_Work instructions_:
Select every line holding the word "subtitle" and copy it.

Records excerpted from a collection
# # # # #

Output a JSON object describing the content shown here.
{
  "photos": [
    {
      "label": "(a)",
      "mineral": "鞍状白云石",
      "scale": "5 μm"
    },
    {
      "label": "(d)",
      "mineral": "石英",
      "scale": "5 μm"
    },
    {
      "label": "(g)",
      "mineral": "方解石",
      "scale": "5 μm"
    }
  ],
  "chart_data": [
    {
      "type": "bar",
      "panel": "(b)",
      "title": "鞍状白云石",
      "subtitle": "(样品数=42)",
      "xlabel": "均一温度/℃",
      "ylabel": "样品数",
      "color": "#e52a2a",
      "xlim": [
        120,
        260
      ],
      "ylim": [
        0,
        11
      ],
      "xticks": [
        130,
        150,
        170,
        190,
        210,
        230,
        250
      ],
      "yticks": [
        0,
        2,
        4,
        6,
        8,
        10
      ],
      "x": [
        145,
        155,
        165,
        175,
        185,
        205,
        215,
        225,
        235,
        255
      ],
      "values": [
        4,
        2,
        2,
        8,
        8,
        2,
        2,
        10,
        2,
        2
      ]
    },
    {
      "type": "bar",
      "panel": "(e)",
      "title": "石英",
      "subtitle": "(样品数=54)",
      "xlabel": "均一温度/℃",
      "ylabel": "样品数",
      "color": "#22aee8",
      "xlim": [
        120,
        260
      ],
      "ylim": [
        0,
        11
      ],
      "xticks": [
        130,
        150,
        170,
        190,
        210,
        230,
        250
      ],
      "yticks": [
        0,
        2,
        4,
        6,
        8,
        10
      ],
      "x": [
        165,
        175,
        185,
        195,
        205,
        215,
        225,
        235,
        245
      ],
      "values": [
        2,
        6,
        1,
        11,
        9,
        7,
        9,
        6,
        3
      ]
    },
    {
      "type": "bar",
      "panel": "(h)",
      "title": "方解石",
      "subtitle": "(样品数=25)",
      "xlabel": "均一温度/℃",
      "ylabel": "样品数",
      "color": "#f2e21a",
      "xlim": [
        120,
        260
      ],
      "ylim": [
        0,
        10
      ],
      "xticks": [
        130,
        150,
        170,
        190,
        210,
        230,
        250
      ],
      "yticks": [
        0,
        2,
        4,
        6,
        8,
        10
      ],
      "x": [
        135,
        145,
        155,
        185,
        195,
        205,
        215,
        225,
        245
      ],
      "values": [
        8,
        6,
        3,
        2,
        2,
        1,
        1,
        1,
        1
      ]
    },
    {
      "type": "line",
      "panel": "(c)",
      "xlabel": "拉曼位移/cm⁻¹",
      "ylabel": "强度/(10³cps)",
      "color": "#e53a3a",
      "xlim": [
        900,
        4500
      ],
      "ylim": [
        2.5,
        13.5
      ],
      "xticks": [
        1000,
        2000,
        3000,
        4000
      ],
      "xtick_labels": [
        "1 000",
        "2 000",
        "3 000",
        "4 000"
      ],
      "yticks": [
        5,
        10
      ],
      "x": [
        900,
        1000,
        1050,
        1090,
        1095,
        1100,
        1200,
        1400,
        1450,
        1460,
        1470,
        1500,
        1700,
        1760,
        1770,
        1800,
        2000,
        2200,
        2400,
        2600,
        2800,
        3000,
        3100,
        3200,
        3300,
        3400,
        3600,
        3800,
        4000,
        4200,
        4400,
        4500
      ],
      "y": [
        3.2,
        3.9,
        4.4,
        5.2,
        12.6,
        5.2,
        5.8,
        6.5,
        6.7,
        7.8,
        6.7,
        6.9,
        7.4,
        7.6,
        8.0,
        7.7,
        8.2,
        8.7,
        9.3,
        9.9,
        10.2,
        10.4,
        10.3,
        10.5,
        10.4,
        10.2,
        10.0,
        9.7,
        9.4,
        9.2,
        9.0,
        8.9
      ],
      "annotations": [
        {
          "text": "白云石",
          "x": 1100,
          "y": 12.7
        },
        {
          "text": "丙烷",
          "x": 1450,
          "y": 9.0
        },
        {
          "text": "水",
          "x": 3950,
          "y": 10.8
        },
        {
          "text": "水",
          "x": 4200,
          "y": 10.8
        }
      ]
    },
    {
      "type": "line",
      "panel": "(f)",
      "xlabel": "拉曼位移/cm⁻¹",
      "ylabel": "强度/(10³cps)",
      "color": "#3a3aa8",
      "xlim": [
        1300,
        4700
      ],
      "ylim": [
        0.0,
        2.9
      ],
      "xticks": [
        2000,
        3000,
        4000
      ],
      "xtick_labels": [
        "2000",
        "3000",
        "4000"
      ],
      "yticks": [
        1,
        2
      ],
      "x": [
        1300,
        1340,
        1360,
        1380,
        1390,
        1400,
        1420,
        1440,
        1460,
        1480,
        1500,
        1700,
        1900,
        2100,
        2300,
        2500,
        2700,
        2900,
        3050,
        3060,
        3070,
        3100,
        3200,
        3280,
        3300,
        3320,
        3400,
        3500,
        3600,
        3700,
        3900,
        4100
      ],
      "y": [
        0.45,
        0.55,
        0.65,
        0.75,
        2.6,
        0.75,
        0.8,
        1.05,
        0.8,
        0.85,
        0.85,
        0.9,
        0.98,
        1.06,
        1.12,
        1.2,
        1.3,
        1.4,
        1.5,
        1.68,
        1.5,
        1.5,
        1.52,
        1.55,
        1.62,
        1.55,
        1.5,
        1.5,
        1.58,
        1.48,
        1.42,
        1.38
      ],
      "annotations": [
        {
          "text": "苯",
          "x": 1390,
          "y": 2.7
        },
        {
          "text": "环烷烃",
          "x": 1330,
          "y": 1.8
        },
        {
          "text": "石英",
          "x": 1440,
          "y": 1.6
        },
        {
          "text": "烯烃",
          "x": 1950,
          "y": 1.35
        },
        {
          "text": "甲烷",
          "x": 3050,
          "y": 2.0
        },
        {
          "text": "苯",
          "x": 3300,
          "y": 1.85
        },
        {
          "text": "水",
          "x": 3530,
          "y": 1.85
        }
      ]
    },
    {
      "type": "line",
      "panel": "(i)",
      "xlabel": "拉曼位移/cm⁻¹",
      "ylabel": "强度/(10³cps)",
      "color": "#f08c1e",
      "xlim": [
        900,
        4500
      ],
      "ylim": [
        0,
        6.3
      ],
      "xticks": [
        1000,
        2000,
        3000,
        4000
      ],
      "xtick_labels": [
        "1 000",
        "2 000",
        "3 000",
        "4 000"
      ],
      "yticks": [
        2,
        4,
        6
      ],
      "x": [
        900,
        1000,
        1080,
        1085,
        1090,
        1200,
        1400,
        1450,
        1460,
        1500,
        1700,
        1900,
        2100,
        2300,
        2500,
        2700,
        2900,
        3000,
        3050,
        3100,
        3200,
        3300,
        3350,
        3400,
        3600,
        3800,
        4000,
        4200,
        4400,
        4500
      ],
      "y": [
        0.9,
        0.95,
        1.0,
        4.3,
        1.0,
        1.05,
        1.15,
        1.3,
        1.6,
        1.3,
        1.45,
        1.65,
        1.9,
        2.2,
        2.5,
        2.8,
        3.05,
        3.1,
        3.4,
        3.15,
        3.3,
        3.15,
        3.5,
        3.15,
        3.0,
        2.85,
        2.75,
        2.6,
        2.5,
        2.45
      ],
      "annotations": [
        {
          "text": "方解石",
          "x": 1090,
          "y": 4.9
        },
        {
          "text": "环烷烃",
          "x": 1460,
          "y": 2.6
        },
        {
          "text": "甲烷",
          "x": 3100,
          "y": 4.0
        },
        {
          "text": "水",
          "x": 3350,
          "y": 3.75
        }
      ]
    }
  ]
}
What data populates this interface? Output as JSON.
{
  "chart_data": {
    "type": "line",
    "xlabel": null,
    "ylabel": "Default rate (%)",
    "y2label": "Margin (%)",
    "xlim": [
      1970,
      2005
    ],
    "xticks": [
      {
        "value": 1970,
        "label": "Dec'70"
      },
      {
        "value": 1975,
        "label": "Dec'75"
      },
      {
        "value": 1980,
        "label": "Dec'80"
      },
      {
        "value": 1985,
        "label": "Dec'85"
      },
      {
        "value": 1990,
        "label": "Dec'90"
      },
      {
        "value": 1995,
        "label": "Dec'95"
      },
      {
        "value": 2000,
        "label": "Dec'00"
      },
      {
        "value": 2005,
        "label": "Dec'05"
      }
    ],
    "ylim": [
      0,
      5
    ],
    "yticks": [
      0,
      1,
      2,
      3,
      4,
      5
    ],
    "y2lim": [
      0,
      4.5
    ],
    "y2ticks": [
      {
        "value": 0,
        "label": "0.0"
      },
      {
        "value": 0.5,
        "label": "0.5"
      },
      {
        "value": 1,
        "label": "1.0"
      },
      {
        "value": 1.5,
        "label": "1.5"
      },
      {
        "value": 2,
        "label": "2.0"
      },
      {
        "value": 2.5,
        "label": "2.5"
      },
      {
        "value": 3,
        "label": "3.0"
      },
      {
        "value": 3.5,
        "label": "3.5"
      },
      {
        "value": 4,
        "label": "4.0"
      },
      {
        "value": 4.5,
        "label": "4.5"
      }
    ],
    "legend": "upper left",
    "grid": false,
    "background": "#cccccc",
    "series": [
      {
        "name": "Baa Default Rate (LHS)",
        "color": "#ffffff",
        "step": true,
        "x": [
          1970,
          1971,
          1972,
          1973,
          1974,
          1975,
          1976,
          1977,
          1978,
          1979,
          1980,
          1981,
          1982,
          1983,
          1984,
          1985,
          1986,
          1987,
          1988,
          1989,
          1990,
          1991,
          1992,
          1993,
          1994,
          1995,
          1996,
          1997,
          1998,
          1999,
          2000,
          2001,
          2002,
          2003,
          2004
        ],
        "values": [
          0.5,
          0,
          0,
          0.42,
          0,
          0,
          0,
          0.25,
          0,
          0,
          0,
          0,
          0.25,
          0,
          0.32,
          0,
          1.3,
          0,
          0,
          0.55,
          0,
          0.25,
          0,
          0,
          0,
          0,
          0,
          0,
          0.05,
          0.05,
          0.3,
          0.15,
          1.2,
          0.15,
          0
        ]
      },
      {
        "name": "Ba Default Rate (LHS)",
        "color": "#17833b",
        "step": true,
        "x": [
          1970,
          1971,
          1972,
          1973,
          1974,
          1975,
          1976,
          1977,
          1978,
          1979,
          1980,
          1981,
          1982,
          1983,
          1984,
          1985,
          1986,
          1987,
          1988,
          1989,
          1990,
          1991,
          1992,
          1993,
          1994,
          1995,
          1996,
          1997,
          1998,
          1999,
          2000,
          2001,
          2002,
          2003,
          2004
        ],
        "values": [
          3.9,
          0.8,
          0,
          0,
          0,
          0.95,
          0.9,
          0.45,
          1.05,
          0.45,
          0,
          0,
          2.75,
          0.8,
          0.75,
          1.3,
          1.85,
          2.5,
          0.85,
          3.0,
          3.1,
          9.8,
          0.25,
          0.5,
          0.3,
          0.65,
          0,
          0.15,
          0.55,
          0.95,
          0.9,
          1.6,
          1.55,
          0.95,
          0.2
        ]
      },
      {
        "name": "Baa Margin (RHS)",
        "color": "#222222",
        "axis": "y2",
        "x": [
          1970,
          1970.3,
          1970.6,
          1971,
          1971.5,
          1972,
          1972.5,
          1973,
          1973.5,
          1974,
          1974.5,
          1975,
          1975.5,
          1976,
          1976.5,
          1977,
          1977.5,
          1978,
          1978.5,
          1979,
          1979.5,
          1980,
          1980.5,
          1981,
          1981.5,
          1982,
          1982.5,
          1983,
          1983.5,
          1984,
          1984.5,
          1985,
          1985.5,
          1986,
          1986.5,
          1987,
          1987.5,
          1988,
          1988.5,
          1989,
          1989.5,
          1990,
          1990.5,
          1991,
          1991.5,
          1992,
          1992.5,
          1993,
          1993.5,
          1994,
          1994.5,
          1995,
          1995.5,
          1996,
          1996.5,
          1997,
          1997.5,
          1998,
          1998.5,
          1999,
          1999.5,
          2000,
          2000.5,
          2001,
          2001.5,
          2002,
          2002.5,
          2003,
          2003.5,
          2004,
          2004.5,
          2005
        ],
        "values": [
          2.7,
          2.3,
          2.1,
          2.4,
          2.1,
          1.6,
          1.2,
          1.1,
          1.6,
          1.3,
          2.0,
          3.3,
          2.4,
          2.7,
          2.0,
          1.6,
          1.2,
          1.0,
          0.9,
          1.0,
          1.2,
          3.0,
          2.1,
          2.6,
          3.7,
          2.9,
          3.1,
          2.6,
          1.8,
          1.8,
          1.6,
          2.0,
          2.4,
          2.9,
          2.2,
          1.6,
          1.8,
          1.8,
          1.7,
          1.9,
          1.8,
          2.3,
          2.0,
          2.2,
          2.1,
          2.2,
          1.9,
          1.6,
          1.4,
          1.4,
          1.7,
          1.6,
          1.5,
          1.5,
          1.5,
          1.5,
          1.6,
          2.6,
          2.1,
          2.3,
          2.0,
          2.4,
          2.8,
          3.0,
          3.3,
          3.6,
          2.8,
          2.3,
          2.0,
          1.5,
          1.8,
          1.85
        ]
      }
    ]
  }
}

# # # # #

_Right answer_:
      "subtitle": "(样品数=42)",
      "subtitle": "(样品数=54)",
      "subtitle": "(样品数=25)",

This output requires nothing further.